(Part of a data file)
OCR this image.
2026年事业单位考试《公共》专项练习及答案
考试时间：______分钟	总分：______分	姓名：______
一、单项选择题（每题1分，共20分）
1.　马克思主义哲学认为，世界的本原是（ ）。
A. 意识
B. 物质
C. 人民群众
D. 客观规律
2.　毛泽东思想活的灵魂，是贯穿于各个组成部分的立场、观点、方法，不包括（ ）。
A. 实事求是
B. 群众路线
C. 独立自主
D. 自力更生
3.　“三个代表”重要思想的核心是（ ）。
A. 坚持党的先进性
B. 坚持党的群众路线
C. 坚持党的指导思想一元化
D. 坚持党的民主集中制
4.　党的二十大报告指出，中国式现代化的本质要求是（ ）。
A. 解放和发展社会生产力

● WORK TO DO: Output the entries verbatim.

● ANSWER TO THIS PROBLEM:
OCR this image.
2026年事业单位考试《公共》专项练习及答案
考试时间：______分钟	总分：______分	姓名：______
一、单项选择题（每题1分，共20分）
1.　马克思主义哲学认为，世界的本原是（ ）。
A. 意识
B. 物质
C. 人民群众
D. 客观规律
2.　毛泽东思想活的灵魂，是贯穿于各个组成部分的立场、观点、方法，不包括（ ）。
A. 实事求是
B. 群众路线
C. 独立自主
D. 自力更生
3.　“三个代表”重要思想的核心是（ ）。
A. 坚持党的先进性
B. 坚持党的群众路线
C. 坚持党的指导思想一元化
D. 坚持党的民主集中制
4.　党的二十大报告指出，中国式现代化的本质要求是（ ）。
A. 解放和发展社会生产力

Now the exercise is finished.